WHAT YOU NEED TO DO :: Strip the pictures and reproduce the rest of the listing exactly.

MATERIAL FOR THIS TASK ::
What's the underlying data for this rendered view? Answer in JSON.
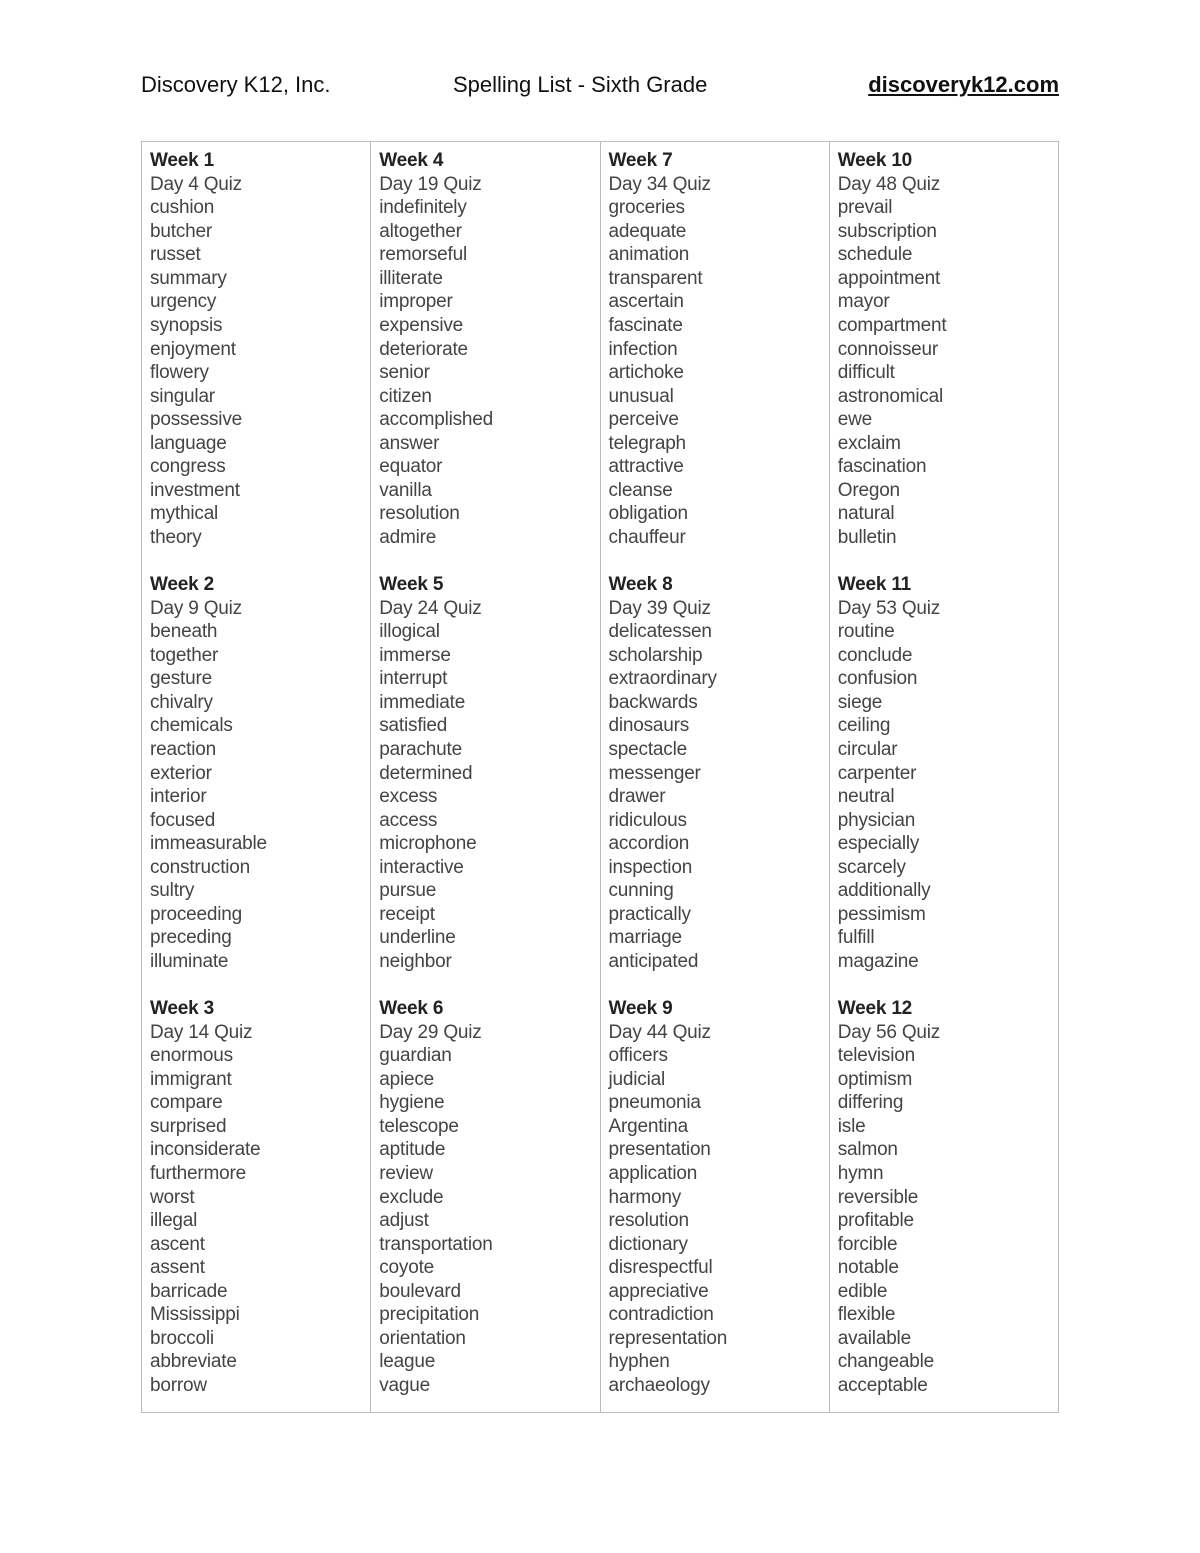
{
  "header": {
    "left": "Discovery K12, Inc.",
    "title": "Spelling List - Sixth Grade",
    "link": "discoveryk12.com"
  },
  "columns": [
    [
      {
        "week": "Week 1",
        "quiz": "Day 4 Quiz",
        "words": [
          "cushion",
          "butcher",
          "russet",
          "summary",
          "urgency",
          "synopsis",
          "enjoyment",
          "flowery",
          "singular",
          "possessive",
          "language",
          "congress",
          "investment",
          "mythical",
          "theory"
        ]
      },
      {
        "week": "Week 2",
        "quiz": "Day 9 Quiz",
        "words": [
          "beneath",
          "together",
          "gesture",
          "chivalry",
          "chemicals",
          "reaction",
          "exterior",
          "interior",
          "focused",
          "immeasurable",
          "construction",
          "sultry",
          "proceeding",
          "preceding",
          "illuminate"
        ]
      },
      {
        "week": "Week 3",
        "quiz": "Day 14 Quiz",
        "words": [
          "enormous",
          "immigrant",
          "compare",
          "surprised",
          "inconsiderate",
          "furthermore",
          "worst",
          "illegal",
          "ascent",
          "assent",
          "barricade",
          "Mississippi",
          "broccoli",
          "abbreviate",
          "borrow"
        ]
      }
    ],
    [
      {
        "week": "Week 4",
        "quiz": "Day 19 Quiz",
        "words": [
          "indefinitely",
          "altogether",
          "remorseful",
          "illiterate",
          "improper",
          "expensive",
          "deteriorate",
          "senior",
          "citizen",
          "accomplished",
          "answer",
          "equator",
          "vanilla",
          "resolution",
          "admire"
        ]
      },
      {
        "week": "Week 5",
        "quiz": "Day 24 Quiz",
        "words": [
          "illogical",
          "immerse",
          "interrupt",
          "immediate",
          "satisfied",
          "parachute",
          "determined",
          "excess",
          "access",
          "microphone",
          "interactive",
          "pursue",
          "receipt",
          "underline",
          "neighbor"
        ]
      },
      {
        "week": "Week 6",
        "quiz": "Day 29 Quiz",
        "words": [
          "guardian",
          "apiece",
          "hygiene",
          "telescope",
          "aptitude",
          "review",
          "exclude",
          "adjust",
          "transportation",
          "coyote",
          "boulevard",
          "precipitation",
          "orientation",
          "league",
          "vague"
        ]
      }
    ],
    [
      {
        "week": "Week 7",
        "quiz": "Day 34 Quiz",
        "words": [
          "groceries",
          "adequate",
          "animation",
          "transparent",
          "ascertain",
          "fascinate",
          "infection",
          "artichoke",
          "unusual",
          "perceive",
          "telegraph",
          "attractive",
          "cleanse",
          "obligation",
          "chauffeur"
        ]
      },
      {
        "week": "Week 8",
        "quiz": "Day 39 Quiz",
        "words": [
          "delicatessen",
          "scholarship",
          "extraordinary",
          "backwards",
          "dinosaurs",
          "spectacle",
          "messenger",
          "drawer",
          "ridiculous",
          "accordion",
          "inspection",
          "cunning",
          "practically",
          "marriage",
          "anticipated"
        ]
      },
      {
        "week": "Week 9",
        "quiz": "Day 44 Quiz",
        "words": [
          "officers",
          "judicial",
          "pneumonia",
          "Argentina",
          "presentation",
          "application",
          "harmony",
          "resolution",
          "dictionary",
          "disrespectful",
          "appreciative",
          "contradiction",
          "representation",
          "hyphen",
          "archaeology"
        ]
      }
    ],
    [
      {
        "week": "Week 10",
        "quiz": "Day 48 Quiz",
        "words": [
          "prevail",
          "subscription",
          "schedule",
          "appointment",
          "mayor",
          "compartment",
          "connoisseur",
          "difficult",
          "astronomical",
          "ewe",
          "exclaim",
          "fascination",
          "Oregon",
          "natural",
          "bulletin"
        ]
      },
      {
        "week": "Week 11",
        "quiz": "Day 53 Quiz",
        "words": [
          "routine",
          "conclude",
          "confusion",
          "siege",
          "ceiling",
          "circular",
          "carpenter",
          "neutral",
          "physician",
          "especially",
          "scarcely",
          "additionally",
          "pessimism",
          "fulfill",
          "magazine"
        ]
      },
      {
        "week": "Week 12",
        "quiz": "Day 56 Quiz",
        "words": [
          "television",
          "optimism",
          "differing",
          "isle",
          "salmon",
          "hymn",
          "reversible",
          "profitable",
          "forcible",
          "notable",
          "edible",
          "flexible",
          "available",
          "changeable",
          "acceptable"
        ]
      }
    ]
  ]
}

SOLUTION TO THIS PROBLEM ::
What's the underlying data for this rendered view? Answer in JSON.
{
  "header": {
    "left": "Discovery K12, Inc.",
    "title": "Spelling List - Sixth Grade",
    "link": "discoveryk12.com"
  },
  "columns": [
    [
      {
        "week": "Week 1",
        "quiz": "Day 4 Quiz",
        "words": [
          "cushion",
          "butcher",
          "russet",
          "summary",
          "urgency",
          "synopsis",
          "enjoyment",
          "flowery",
          "singular",
          "possessive",
          "language",
          "congress",
          "investment",
          "mythical",
          "theory"
        ]
      },
      {
        "week": "Week 2",
        "quiz": "Day 9 Quiz",
        "words": [
          "beneath",
          "together",
          "gesture",
          "chivalry",
          "chemicals",
          "reaction",
          "exterior",
          "interior",
          "focused",
          "immeasurable",
          "construction",
          "sultry",
          "proceeding",
          "preceding",
          "illuminate"
        ]
      },
      {
        "week": "Week 3",
        "quiz": "Day 14 Quiz",
        "words": [
          "enormous",
          "immigrant",
          "compare",
          "surprised",
          "inconsiderate",
          "furthermore",
          "worst",
          "illegal",
          "ascent",
          "assent",
          "barricade",
          "Mississippi",
          "broccoli",
          "abbreviate",
          "borrow"
        ]
      }
    ],
    [
      {
        "week": "Week 4",
        "quiz": "Day 19 Quiz",
        "words": [
          "indefinitely",
          "altogether",
          "remorseful",
          "illiterate",
          "improper",
          "expensive",
          "deteriorate",
          "senior",
          "citizen",
          "accomplished",
          "answer",
          "equator",
          "vanilla",
          "resolution",
          "admire"
        ]
      },
      {
        "week": "Week 5",
        "quiz": "Day 24 Quiz",
        "words": [
          "illogical",
          "immerse",
          "interrupt",
          "immediate",
          "satisfied",
          "parachute",
          "determined",
          "excess",
          "access",
          "microphone",
          "interactive",
          "pursue",
          "receipt",
          "underline",
          "neighbor"
        ]
      },
      {
        "week": "Week 6",
        "quiz": "Day 29 Quiz",
        "words": [
          "guardian",
          "apiece",
          "hygiene",
          "telescope",
          "aptitude",
          "review",
          "exclude",
          "adjust",
          "transportation",
          "coyote",
          "boulevard",
          "precipitation",
          "orientation",
          "league",
          "vague"
        ]
      }
    ],
    [
      {
        "week": "Week 7",
        "quiz": "Day 34 Quiz",
        "words": [
          "groceries",
          "adequate",
          "animation",
          "transparent",
          "ascertain",
          "fascinate",
          "infection",
          "artichoke",
          "unusual",
          "perceive",
          "telegraph",
          "attractive",
          "cleanse",
          "obligation",
          "chauffeur"
        ]
      },
      {
        "week": "Week 8",
        "quiz": "Day 39 Quiz",
        "words": [
          "delicatessen",
          "scholarship",
          "extraordinary",
          "backwards",
          "dinosaurs",
          "spectacle",
          "messenger",
          "drawer",
          "ridiculous",
          "accordion",
          "inspection",
          "cunning",
          "practically",
          "marriage",
          "anticipated"
        ]
      },
      {
        "week": "Week 9",
        "quiz": "Day 44 Quiz",
        "words": [
          "officers",
          "judicial",
          "pneumonia",
          "Argentina",
          "presentation",
          "application",
          "harmony",
          "resolution",
          "dictionary",
          "disrespectful",
          "appreciative",
          "contradiction",
          "representation",
          "hyphen",
          "archaeology"
        ]
      }
    ],
    [
      {
        "week": "Week 10",
        "quiz": "Day 48 Quiz",
        "words": [
          "prevail",
          "subscription",
          "schedule",
          "appointment",
          "mayor",
          "compartment",
          "connoisseur",
          "difficult",
          "astronomical",
          "ewe",
          "exclaim",
          "fascination",
          "Oregon",
          "natural",
          "bulletin"
        ]
      },
      {
        "week": "Week 11",
        "quiz": "Day 53 Quiz",
        "words": [
          "routine",
          "conclude",
          "confusion",
          "siege",
          "ceiling",
          "circular",
          "carpenter",
          "neutral",
          "physician",
          "especially",
          "scarcely",
          "additionally",
          "pessimism",
          "fulfill",
          "magazine"
        ]
      },
      {
        "week": "Week 12",
        "quiz": "Day 56 Quiz",
        "words": [
          "television",
          "optimism",
          "differing",
          "isle",
          "salmon",
          "hymn",
          "reversible",
          "profitable",
          "forcible",
          "notable",
          "edible",
          "flexible",
          "available",
          "changeable",
          "acceptable"
        ]
      }
    ]
  ]
}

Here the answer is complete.